-- START OF MATERIAL SUPPLIED --

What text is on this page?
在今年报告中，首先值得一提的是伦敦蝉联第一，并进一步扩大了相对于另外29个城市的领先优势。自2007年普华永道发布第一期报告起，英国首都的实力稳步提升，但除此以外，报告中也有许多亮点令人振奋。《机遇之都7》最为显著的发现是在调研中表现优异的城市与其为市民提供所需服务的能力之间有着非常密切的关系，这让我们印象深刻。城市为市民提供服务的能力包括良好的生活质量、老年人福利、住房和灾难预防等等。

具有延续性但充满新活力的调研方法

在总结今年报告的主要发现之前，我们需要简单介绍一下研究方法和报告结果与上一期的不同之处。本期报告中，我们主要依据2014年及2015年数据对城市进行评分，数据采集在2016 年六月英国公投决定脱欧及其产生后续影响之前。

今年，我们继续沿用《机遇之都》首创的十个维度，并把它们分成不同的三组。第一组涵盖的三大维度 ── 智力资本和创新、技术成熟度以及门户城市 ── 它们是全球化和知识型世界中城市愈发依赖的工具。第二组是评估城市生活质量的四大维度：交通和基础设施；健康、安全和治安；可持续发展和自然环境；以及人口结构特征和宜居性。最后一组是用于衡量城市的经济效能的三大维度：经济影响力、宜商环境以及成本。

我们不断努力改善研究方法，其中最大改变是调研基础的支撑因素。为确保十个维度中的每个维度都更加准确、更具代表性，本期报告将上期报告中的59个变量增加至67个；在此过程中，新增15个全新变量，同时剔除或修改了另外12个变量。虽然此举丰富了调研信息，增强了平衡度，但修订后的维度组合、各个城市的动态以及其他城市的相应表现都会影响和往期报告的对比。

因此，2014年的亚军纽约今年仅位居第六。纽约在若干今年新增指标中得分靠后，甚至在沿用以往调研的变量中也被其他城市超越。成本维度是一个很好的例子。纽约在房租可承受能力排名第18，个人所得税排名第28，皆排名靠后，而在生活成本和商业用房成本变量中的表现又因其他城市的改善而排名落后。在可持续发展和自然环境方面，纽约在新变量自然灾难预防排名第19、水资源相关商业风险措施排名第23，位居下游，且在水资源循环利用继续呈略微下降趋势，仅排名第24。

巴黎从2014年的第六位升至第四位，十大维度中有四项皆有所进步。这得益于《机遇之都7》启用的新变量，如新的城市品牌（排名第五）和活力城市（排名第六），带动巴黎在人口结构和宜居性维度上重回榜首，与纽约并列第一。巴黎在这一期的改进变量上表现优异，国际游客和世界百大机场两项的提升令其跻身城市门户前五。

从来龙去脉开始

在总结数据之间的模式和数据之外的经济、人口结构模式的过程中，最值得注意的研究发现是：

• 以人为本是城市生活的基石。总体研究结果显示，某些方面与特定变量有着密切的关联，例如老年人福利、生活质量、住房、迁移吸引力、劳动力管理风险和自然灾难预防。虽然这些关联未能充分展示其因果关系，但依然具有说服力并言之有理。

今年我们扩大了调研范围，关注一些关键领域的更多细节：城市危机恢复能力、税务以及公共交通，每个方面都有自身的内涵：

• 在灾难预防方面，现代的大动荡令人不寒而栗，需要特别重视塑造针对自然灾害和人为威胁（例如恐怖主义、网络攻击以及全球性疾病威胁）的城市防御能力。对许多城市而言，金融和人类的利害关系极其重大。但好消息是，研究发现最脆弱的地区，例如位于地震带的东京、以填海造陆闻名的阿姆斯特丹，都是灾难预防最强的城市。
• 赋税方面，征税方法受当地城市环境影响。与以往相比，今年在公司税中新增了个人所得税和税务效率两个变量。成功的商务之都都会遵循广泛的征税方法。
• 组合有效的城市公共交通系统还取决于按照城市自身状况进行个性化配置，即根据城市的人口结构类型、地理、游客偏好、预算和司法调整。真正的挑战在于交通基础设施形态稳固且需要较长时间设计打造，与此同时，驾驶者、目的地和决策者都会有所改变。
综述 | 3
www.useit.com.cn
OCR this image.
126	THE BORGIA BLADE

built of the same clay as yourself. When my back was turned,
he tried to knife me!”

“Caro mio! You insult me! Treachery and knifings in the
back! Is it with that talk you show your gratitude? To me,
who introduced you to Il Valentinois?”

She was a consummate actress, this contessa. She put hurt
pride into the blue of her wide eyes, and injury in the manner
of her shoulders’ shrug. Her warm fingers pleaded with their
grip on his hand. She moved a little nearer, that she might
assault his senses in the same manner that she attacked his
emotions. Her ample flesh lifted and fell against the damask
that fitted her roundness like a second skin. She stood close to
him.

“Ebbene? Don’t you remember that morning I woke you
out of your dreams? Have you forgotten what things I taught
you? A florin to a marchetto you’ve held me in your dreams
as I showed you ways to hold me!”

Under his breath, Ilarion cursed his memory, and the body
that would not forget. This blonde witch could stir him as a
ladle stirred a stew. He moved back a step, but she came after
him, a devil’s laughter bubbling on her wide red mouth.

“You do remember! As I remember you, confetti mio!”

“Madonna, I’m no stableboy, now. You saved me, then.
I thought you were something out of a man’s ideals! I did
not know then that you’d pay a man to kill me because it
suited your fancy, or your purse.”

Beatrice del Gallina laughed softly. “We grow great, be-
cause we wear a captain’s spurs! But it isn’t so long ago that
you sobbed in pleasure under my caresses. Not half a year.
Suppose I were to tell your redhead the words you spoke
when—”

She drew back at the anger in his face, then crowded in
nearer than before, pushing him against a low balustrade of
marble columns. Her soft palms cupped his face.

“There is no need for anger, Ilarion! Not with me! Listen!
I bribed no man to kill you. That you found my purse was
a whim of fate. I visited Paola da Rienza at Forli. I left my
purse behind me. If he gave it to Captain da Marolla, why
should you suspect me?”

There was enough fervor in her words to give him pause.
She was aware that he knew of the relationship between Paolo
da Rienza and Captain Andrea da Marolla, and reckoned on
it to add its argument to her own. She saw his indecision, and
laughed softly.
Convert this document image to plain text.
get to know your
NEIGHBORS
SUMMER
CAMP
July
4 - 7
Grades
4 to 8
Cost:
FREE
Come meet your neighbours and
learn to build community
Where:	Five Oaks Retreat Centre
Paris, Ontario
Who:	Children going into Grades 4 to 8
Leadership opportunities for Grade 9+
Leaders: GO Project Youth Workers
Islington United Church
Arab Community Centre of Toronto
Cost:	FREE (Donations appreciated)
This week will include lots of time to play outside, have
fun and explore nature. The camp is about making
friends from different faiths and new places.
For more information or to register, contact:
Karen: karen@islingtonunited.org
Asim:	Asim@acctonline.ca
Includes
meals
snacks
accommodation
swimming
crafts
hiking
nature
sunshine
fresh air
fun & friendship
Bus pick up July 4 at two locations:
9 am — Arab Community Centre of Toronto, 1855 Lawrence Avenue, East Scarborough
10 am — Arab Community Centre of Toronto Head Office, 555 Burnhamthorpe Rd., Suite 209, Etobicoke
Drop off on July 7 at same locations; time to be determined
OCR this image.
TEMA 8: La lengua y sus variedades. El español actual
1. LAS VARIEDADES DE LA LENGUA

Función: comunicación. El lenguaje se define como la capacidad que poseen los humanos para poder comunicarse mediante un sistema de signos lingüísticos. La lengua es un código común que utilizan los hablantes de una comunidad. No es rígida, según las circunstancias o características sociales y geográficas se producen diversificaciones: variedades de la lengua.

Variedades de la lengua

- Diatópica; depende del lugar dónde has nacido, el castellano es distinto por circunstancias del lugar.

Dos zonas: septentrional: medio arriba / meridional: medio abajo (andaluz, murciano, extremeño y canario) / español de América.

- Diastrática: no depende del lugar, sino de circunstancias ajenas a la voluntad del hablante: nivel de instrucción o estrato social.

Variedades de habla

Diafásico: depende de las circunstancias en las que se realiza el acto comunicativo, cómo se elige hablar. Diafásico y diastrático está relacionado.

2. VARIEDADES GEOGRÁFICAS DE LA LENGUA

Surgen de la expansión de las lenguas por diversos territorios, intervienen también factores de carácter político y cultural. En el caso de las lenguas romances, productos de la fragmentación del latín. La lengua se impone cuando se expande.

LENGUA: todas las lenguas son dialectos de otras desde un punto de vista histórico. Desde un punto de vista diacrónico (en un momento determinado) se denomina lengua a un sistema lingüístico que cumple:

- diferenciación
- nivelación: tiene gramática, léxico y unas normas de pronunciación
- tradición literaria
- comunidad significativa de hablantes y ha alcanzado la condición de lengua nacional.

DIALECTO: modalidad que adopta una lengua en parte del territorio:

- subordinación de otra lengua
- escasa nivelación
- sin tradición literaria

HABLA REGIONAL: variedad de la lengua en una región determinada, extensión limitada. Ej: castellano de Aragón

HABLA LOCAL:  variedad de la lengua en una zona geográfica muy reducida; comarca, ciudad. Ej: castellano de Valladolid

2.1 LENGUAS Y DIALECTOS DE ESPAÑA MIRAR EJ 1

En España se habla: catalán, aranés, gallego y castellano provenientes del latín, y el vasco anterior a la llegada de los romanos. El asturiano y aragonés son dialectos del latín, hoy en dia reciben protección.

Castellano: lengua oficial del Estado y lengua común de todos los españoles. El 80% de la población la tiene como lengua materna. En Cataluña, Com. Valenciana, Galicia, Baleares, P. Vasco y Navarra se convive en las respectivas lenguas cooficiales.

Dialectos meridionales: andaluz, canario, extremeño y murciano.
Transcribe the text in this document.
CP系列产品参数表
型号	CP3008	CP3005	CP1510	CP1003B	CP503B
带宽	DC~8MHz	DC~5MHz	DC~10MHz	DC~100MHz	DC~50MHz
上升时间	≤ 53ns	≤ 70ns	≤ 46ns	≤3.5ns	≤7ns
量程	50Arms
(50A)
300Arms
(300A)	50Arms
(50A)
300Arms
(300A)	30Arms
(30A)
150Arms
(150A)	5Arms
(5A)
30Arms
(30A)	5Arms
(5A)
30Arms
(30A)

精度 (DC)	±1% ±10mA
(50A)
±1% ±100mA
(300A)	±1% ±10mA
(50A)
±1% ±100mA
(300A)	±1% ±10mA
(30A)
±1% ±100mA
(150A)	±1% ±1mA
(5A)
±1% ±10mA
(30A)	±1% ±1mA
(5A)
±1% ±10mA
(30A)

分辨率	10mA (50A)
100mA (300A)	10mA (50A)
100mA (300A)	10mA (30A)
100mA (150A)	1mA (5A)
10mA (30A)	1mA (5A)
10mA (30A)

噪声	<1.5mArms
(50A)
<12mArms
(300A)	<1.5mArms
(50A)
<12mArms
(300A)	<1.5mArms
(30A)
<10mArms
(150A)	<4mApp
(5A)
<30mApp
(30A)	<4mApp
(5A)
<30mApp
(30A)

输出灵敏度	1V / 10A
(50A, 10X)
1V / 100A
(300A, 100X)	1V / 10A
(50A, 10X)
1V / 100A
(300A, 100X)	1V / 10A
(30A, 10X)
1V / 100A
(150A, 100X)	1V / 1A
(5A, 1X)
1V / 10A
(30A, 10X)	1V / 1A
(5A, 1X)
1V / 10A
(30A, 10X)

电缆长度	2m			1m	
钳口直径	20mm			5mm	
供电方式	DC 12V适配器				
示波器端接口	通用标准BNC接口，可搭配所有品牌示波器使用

-- END OF MATERIAL SUPPLIED --

* **STATED TASK**:
From the material above, count the lines that include "andaluz" and give only the total.

* **FINAL RESULT**:
2